Look through the records that follow. Copy every line containing the word "beta".

Data entries for graphics
··········

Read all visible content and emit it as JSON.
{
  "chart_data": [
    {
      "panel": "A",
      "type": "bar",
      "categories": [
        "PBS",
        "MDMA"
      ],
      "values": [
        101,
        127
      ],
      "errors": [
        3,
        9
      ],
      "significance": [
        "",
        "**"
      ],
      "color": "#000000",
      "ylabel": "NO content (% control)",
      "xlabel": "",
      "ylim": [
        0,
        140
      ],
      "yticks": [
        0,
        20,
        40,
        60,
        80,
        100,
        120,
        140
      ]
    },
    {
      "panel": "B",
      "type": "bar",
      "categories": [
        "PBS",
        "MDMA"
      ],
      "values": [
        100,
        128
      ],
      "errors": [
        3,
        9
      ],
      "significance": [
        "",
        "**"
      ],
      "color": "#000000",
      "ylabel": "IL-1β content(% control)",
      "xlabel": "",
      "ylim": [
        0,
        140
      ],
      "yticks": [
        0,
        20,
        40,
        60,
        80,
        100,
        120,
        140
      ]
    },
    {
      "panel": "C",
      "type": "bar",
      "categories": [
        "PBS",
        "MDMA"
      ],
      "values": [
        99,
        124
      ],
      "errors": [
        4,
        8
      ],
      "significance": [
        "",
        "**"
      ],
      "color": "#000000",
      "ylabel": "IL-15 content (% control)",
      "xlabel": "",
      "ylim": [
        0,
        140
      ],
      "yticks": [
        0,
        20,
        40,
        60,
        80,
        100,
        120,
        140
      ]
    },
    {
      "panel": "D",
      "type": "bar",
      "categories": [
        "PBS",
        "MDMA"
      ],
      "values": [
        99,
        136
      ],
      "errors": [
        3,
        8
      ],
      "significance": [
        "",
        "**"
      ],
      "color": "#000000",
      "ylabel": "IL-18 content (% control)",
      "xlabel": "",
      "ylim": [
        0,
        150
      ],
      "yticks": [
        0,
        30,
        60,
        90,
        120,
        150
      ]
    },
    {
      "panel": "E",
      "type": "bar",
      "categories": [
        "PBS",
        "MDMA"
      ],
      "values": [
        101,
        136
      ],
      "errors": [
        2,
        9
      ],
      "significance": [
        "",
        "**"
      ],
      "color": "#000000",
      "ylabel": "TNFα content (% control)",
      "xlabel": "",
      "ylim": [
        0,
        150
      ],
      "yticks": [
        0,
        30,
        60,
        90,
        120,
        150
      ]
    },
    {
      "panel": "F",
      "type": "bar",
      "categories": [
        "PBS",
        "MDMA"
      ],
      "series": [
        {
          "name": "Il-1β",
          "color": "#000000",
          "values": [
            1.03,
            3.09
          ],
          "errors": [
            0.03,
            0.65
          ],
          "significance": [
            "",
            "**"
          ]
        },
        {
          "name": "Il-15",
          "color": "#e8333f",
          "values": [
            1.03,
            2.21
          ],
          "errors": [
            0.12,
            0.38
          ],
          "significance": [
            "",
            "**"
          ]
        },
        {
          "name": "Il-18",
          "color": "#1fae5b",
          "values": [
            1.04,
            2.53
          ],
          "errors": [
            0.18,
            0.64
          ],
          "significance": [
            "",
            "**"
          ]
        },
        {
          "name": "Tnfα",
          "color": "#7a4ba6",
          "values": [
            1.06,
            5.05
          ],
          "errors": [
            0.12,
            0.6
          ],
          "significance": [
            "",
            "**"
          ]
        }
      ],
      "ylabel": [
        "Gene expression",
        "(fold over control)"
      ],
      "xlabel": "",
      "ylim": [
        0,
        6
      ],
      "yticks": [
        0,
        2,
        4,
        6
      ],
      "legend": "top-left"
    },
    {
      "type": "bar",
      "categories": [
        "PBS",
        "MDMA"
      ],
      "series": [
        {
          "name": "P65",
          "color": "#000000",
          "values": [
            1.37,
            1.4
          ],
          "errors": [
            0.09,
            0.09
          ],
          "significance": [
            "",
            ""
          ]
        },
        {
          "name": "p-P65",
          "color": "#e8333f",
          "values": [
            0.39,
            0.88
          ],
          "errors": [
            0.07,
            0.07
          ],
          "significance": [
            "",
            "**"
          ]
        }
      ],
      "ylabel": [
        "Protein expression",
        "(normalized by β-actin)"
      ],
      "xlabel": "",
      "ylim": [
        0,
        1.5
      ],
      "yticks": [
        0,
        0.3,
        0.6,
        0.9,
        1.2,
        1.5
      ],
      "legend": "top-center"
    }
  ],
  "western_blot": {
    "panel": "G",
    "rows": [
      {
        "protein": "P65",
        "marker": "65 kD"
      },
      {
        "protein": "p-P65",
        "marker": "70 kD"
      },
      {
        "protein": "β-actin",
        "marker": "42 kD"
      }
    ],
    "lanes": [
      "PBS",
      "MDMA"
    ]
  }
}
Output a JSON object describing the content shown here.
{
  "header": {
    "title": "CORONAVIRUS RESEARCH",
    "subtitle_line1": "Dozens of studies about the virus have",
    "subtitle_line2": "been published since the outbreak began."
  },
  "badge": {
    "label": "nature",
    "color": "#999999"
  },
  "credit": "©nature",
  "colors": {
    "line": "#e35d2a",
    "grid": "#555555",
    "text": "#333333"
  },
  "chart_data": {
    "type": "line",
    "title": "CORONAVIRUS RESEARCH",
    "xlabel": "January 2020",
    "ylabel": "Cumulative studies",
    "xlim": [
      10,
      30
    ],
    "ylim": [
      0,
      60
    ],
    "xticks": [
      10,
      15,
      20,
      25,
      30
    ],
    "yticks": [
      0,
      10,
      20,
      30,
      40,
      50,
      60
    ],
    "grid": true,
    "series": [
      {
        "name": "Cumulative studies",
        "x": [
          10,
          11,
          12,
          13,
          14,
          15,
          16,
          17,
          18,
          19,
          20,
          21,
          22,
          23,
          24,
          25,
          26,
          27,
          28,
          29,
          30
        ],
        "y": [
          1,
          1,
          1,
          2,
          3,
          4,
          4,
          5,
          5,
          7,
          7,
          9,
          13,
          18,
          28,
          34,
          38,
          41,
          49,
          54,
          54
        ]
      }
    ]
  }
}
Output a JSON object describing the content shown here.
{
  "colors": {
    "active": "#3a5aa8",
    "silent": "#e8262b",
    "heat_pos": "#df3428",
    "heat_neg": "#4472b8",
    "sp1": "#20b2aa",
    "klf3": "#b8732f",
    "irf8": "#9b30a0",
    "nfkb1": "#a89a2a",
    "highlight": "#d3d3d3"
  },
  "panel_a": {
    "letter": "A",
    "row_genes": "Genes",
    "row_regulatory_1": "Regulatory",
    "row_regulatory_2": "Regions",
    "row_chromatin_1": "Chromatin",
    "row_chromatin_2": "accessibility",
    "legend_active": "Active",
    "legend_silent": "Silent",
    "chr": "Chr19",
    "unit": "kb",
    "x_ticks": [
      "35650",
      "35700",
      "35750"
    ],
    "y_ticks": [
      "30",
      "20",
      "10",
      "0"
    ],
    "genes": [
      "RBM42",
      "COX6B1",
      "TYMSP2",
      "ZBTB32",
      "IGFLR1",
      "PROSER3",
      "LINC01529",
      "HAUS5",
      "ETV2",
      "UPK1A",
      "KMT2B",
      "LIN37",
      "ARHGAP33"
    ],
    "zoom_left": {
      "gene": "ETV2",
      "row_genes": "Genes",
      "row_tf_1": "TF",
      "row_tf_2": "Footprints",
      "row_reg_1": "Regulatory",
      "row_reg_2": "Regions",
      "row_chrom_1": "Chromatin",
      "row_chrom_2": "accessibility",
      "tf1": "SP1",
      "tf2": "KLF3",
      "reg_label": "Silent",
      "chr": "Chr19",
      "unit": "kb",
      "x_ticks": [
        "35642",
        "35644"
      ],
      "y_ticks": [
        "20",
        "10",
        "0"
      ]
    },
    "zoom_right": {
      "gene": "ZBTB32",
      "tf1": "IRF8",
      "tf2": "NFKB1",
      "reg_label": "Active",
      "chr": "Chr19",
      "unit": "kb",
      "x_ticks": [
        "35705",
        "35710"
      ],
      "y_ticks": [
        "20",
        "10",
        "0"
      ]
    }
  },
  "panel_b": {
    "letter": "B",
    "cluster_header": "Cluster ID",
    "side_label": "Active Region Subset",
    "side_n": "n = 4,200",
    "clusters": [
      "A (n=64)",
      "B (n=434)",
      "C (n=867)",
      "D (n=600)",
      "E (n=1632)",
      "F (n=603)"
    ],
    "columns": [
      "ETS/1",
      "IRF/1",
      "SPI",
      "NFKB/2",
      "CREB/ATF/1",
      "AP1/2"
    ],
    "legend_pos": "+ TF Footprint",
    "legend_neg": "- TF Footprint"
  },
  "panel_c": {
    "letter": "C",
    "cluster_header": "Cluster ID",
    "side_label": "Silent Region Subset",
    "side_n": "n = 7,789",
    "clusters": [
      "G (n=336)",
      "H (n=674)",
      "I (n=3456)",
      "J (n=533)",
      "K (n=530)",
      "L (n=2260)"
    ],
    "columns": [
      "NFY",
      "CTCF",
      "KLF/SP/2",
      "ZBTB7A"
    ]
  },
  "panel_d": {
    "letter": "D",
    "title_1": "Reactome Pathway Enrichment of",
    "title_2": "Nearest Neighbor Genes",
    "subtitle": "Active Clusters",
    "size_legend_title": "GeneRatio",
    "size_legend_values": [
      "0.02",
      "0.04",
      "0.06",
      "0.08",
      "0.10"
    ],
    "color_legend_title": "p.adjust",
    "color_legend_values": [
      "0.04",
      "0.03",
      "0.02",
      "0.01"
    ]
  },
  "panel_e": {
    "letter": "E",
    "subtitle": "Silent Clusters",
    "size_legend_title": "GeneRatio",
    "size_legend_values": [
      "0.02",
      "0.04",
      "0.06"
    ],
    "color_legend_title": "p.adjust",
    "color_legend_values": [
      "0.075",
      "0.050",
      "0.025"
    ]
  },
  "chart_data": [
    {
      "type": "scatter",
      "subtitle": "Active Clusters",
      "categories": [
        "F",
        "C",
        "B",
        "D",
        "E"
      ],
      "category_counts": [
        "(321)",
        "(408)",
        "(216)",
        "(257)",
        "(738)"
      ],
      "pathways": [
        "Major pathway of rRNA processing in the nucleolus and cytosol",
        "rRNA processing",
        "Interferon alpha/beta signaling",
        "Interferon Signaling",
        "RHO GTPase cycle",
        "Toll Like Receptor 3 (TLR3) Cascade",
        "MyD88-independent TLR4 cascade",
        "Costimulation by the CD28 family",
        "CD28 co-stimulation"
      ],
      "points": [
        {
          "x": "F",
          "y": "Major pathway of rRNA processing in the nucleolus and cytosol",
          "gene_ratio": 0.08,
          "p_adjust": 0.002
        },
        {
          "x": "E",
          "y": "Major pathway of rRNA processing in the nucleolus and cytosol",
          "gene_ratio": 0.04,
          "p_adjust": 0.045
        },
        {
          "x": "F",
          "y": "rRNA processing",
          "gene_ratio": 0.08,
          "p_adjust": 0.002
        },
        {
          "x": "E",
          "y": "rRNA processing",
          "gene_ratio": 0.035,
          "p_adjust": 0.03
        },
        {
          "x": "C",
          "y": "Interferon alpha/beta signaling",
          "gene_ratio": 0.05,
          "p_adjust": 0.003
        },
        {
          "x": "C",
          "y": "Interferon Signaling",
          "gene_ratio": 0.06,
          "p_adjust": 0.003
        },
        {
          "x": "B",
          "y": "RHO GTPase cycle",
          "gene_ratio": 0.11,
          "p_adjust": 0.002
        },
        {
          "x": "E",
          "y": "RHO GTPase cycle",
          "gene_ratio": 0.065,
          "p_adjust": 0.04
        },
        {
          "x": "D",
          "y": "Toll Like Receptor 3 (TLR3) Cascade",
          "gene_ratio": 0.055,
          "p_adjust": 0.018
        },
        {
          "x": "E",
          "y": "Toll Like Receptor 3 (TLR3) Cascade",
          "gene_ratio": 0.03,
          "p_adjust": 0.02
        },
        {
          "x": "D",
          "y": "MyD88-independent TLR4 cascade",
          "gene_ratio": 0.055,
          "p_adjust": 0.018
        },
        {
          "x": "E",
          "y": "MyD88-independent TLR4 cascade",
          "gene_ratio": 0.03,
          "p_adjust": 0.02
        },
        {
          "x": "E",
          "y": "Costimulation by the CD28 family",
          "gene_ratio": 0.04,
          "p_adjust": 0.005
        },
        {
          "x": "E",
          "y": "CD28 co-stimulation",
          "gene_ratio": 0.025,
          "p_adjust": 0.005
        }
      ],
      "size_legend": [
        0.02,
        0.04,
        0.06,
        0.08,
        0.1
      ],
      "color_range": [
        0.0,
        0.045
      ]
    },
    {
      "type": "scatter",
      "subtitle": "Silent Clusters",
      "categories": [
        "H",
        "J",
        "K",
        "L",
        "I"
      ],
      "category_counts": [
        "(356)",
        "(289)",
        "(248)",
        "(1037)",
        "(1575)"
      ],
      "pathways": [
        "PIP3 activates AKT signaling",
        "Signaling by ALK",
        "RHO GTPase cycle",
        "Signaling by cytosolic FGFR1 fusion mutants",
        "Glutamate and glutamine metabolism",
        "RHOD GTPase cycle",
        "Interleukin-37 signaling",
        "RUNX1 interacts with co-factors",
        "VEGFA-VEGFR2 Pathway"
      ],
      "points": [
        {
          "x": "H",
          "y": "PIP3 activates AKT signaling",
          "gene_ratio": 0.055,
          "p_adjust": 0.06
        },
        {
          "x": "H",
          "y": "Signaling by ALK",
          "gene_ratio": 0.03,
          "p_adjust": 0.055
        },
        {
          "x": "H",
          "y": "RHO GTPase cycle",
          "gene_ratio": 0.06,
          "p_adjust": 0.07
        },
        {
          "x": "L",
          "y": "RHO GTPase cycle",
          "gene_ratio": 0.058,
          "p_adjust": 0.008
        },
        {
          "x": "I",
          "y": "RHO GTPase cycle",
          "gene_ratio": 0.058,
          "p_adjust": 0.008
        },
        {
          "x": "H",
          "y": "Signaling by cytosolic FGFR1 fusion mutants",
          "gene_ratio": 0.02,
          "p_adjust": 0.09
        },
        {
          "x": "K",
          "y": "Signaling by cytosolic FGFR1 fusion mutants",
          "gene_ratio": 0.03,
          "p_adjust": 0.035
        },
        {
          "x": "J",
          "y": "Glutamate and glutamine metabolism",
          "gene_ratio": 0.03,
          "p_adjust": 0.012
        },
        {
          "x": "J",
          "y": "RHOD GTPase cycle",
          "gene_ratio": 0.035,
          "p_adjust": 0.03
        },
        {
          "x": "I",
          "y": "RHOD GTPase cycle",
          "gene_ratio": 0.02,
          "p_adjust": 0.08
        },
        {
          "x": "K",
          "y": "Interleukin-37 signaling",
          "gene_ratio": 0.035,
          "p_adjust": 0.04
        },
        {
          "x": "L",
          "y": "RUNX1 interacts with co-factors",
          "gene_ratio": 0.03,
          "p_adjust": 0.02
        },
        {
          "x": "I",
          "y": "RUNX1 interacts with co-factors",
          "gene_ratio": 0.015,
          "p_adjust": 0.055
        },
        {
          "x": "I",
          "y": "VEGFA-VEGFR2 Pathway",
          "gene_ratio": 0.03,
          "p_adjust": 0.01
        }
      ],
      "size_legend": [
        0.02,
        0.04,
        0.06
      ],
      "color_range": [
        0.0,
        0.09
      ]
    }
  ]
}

··········

**Output for this task**
        "Interferon alpha/beta signaling",
          "y": "Interferon alpha/beta signaling",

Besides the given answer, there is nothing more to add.